» What is required
Work through the material below line by line and say how many lines include the word "altri". Only the number, please.

** START **

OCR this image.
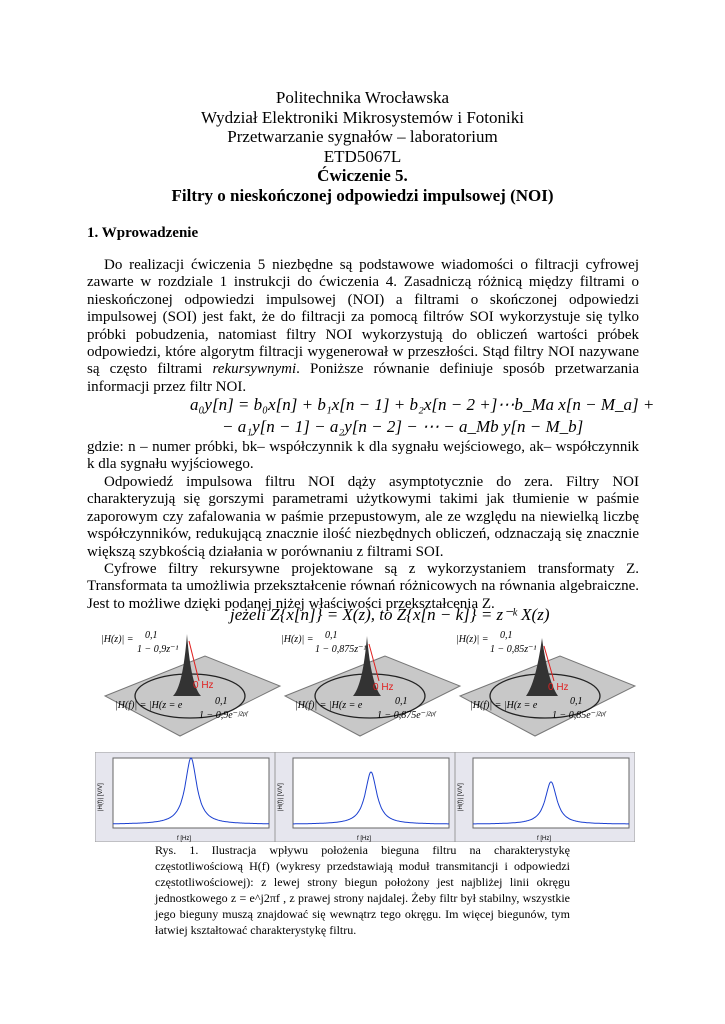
Politechnika Wrocławska
Wydział Elektroniki Mikrosystemów i Fotoniki
Przetwarzanie sygnałów – laboratorium
ETD5067L
Ćwiczenie 5.
Filtry o nieskończonej odpowiedzi impulsowej (NOI)
1. Wprowadzenie
Do realizacji ćwiczenia 5 niezbędne są podstawowe wiadomości o filtracji cyfrowej zawarte w rozdziale 1 instrukcji do ćwiczenia 4. Zasadniczą różnicą między filtrami o nieskończonej odpowiedzi impulsowej (NOI) a filtrami o skończonej odpowiedzi impulsowej (SOI) jest fakt, że do filtracji za pomocą filtrów SOI wykorzystuje się tylko próbki pobudzenia, natomiast filtry NOI wykorzystują do obliczeń wartości próbek odpowiedzi, które algorytm filtracji wygenerował w przeszłości. Stąd filtry NOI nazywane są często filtrami rekursywnymi. Poniższe równanie definiuje sposób przetwarzania informacji przez filtr NOI.
a₀y[n] = b₀x[n] + b₁x[n − 1] + b₂x[n − 2 +]⋯b_Ma x[n − M_a] +
− a₁y[n − 1] − a₂y[n − 2] − ⋯ − a_Mb y[n − M_b]
gdzie: n – numer próbki, bk– współczynnik k dla sygnału wejściowego, ak– współczynnik k dla sygnału wyjściowego.
Odpowiedź impulsowa filtru NOI dąży asymptotycznie do zera. Filtry NOI charakteryzują się gorszymi parametrami użytkowymi takimi jak tłumienie w paśmie zaporowym czy zafalowania w paśmie przepustowym, ale ze względu na niewielką liczbę współczynników, redukującą znacznie ilość niezbędnych obliczeń, odznaczają się znacznie większą szybkością działania w porównaniu z filtrami SOI.
Cyfrowe filtry rekursywne projektowane są z wykorzystaniem transformaty Z. Transformata ta umożliwia przekształcenie równań różnicowych na równania algebraiczne. Jest to możliwe dzięki podanej niżej właściwości przekształcenia Z.
jeżeli Z{x[n]} = X(z), to Z{x[n − k]} = z⁻ᵏ X(z)
0 Hz
|H(z)| = 0,1
1 − 0,9z⁻¹
|H(f)| = |H(z = e	0,1
1 − 0,9e⁻ʲ²ᵖᶠ
0 Hz
|H(z)| = 0,1
1 − 0,875z⁻¹
|H(f)| = |H(z = e	0,1
1 − 0,875e⁻ʲ²ᵖᶠ
0 Hz
|H(z)| = 0,1
1 − 0,85z⁻¹
|H(f)| = |H(z = e	0,1
1 − 0,85e⁻ʲ²ᵖᶠ
f [Hz]
|H(f)| [V/V]
f [Hz]
|H(f)| [V/V]
f [Hz]
|H(f)| [V/V]
Rys. 1. Ilustracja wpływu położenia bieguna filtru na charakterystykę częstotliwościową H(f) (wykresy przedstawiają moduł transmitancji i odpowiedzi częstotliwościowej): z lewej strony biegun położony jest najbliżej linii okręgu jednostkowego z = e^j2πf , z prawej strony najdalej. Żeby filtr był stabilny, wszystkie jego bieguny muszą znajdować się wewnątrz tego okręgu. Im więcej biegunów, tym łatwiej kształtować charakterystykę filtru.
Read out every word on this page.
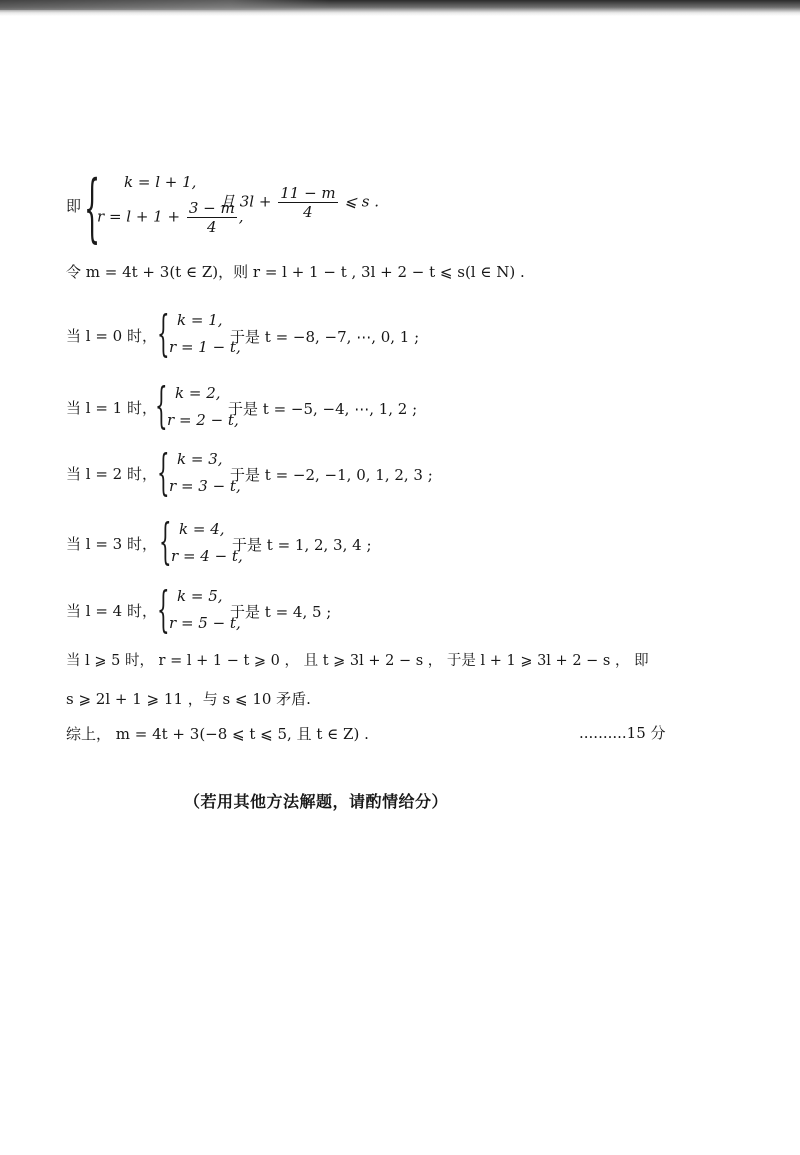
即 { k = l + 1,
$r = l + 1 + \frac{3 - m}{4}$ ,
且 $3l + \frac{11 - m}{4}$ ⩽ s .
令 m = 4t + 3(t ∈ Z)，则 r = l + 1 − t , 3l + 2 − t ⩽ s(l ∈ N) .
当 l = 0 时， { k = 1,
r = 1 − t,
于是 t = −8, −7, ⋯, 0, 1 ;
当 l = 1 时，
{ k = 2,
r = 2 − t,
于是 t = −5, −4, ⋯, 1, 2 ;
当 l = 2 时， { k = 3,
r = 3 − t,
于是 t = −2, −1, 0, 1, 2, 3 ;
当 l = 3 时， { k = 4,
r = 4 − t,
于是 t = 1, 2, 3, 4 ;
当 l = 4 时， { k = 5,
r = 5 − t,
于是 t = 4, 5 ;
当 l ⩾ 5 时， r = l + 1 − t ⩾ 0 ， 且 t ⩾ 3l + 2 − s ， 于是 l + 1 ⩾ 3l + 2 − s ， 即
s ⩾ 2l + 1 ⩾ 11 ，与 s ⩽ 10 矛盾.
综上， m = 4t + 3(−8 ⩽ t ⩽ 5, 且 t ∈ Z) .	..........15 分
（若用其他方法解题，请酌情给分）
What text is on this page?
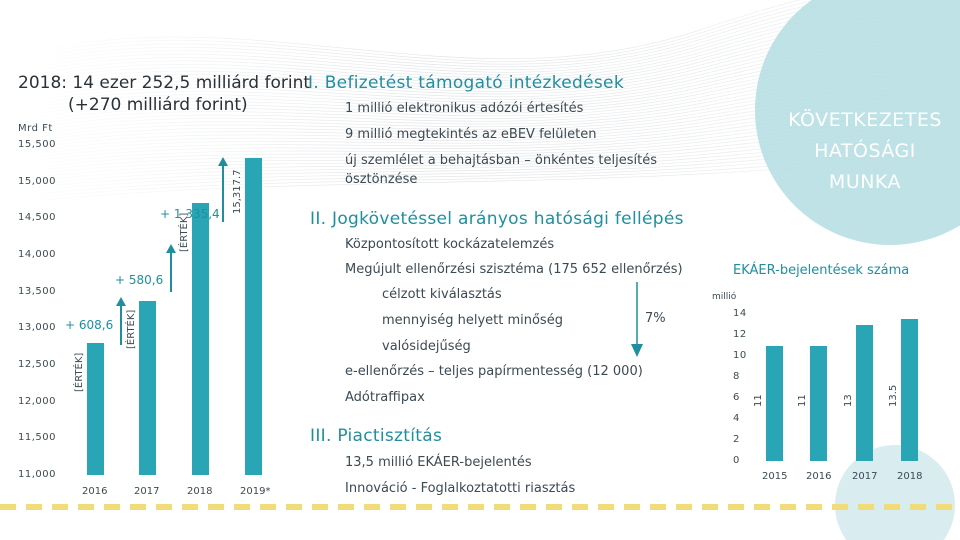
2018: 14 ezer 252,5 milliárd forint
(+270 milliárd forint)
Mrd Ft
15,500
15,000
14,500
14,000
13,500
13,000
12,500
12,000
11,500
11,000
[ÉRTÉK]
[ÉRTÉK]
[ÉRTÉK]
15,317.7
2016	2017	2018	2019*
+ 608,6
+ 580,6
+ 1 335,4
I. Befizetést támogató intézkedések
1 millió elektronikus adózói értesítés
9 millió megtekintés az eBEV felületen
új szemlélet a behajtásban – önkéntes teljesítés
ösztönzése
II. Jogkövetéssel arányos hatósági fellépés
Központosított kockázatelemzés
Megújult ellenőrzési szisztéma (175 652 ellenőrzés)
célzott kiválasztás
mennyiség helyett minőség
valósidejűség
7%
e-ellenőrzés – teljes papírmentesség (12 000)
Adótraffipax
III. Piactisztítás
13,5 millió EKÁER-bejelentés
Innováció - Foglalkoztatotti riasztás
KÖVETKEZETES
HATÓSÁGI
MUNKA
EKÁER-bejelentések száma
millió
14
12
10
8
6
4
2
0
11
2015
11
2016
13
2017
13.5
2018
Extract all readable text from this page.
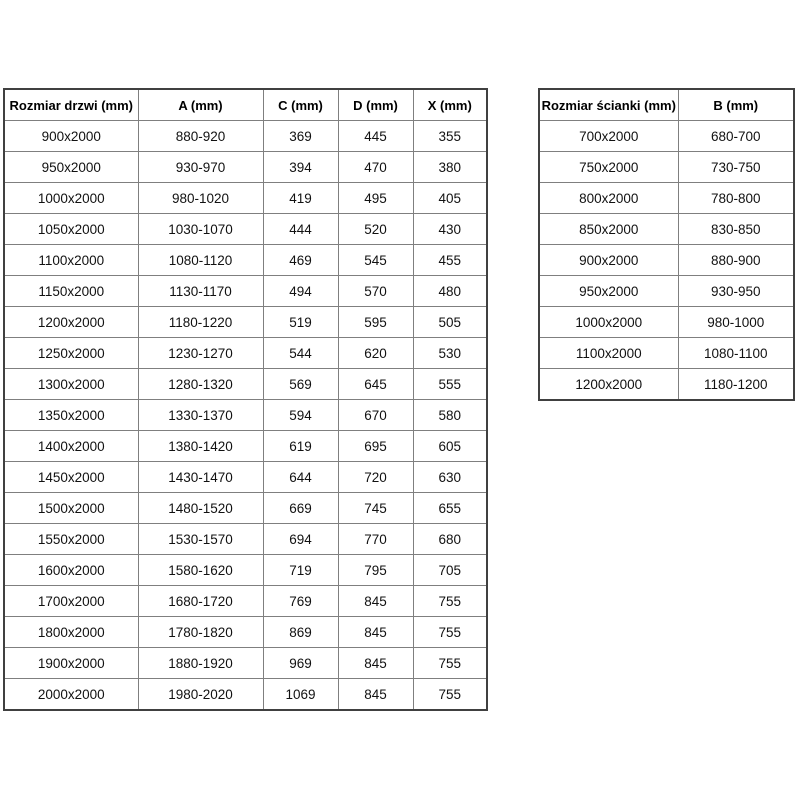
Rozmiar drzwi (mm)	A (mm)	C (mm)	D (mm)	X (mm)
900x2000	880-920	369	445	355
950x2000	930-970	394	470	380
1000x2000	980-1020	419	495	405
1050x2000	1030-1070	444	520	430
1100x2000	1080-1120	469	545	455
1150x2000	1130-1170	494	570	480
1200x2000	1180-1220	519	595	505
1250x2000	1230-1270	544	620	530
1300x2000	1280-1320	569	645	555
1350x2000	1330-1370	594	670	580
1400x2000	1380-1420	619	695	605
1450x2000	1430-1470	644	720	630
1500x2000	1480-1520	669	745	655
1550x2000	1530-1570	694	770	680
1600x2000	1580-1620	719	795	705
1700x2000	1680-1720	769	845	755
1800x2000	1780-1820	869	845	755
1900x2000	1880-1920	969	845	755
2000x2000	1980-2020	1069	845	755
Rozmiar ścianki (mm)	B (mm)
700x2000	680-700
750x2000	730-750
800x2000	780-800
850x2000	830-850
900x2000	880-900
950x2000	930-950
1000x2000	980-1000
1100x2000	1080-1100
1200x2000	1180-1200
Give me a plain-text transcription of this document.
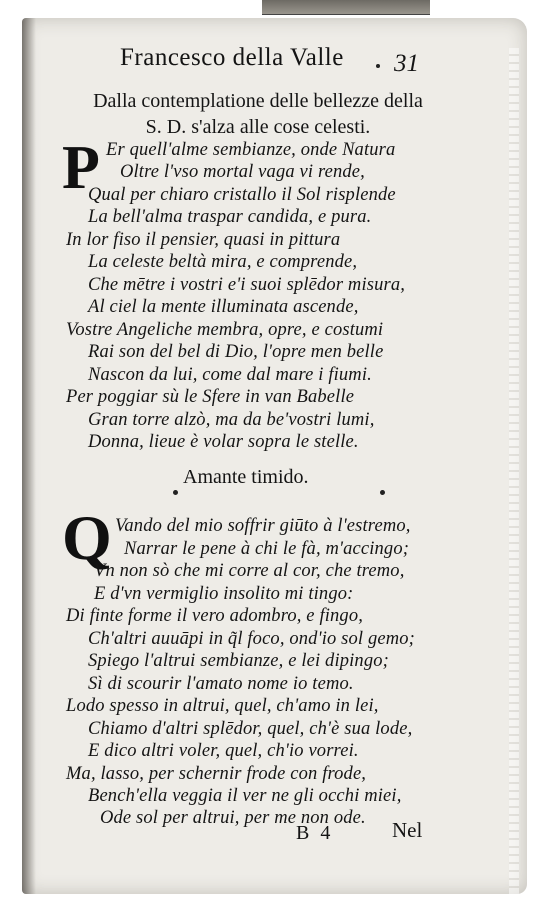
Francesco della Valle 31
Dalla contemplatione delle bellezze della
S. D. s'alza alle cose celesti.
P Er quell'alme sembianze, onde Natura
Oltre l'vso mortal vaga vi rende,
Qual per chiaro cristallo il Sol risplende
La bell'alma traspar candida, e pura.
In lor fiso il pensier, quasi in pittura
La celeste beltà mira, e comprende,
Che mētre i vostri e'i suoi splēdor misura,
Al ciel la mente illuminata ascende,
Vostre Angeliche membra, opre, e costumi
Rai son del bel di Dio, l'opre men belle
Nascon da lui, come dal mare i fiumi.
Per poggiar sù le Sfere in van Babelle
Gran torre alzò, ma da be'vostri lumi,
Donna, lieue è volar sopra le stelle.
Amante timido.
Q Vando del mio soffrir giūto à l'estremo,
Narrar le pene à chi le fà, m'accingo;
Vn non sò che mi corre al cor, che tremo,
E d'vn vermiglio insolito mi tingo:
Di finte forme il vero adombro, e fingo,
Ch'altri auuāpi in q̃l foco, ond'io sol gemo;
Spiego l'altrui sembianze, e lei dipingo;
Sì di scourir l'amato nome io temo.
Lodo spesso in altrui, quel, ch'amo in lei,
Chiamo d'altri splēdor, quel, ch'è sua lode,
E dico altri voler, quel, ch'io vorrei.
Ma, lasso, per schernir frode con frode,
Bench'ella veggia il ver ne gli occhi miei,
Ode sol per altrui, per me non ode.
B 4	Nel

** END **

» Written reply
3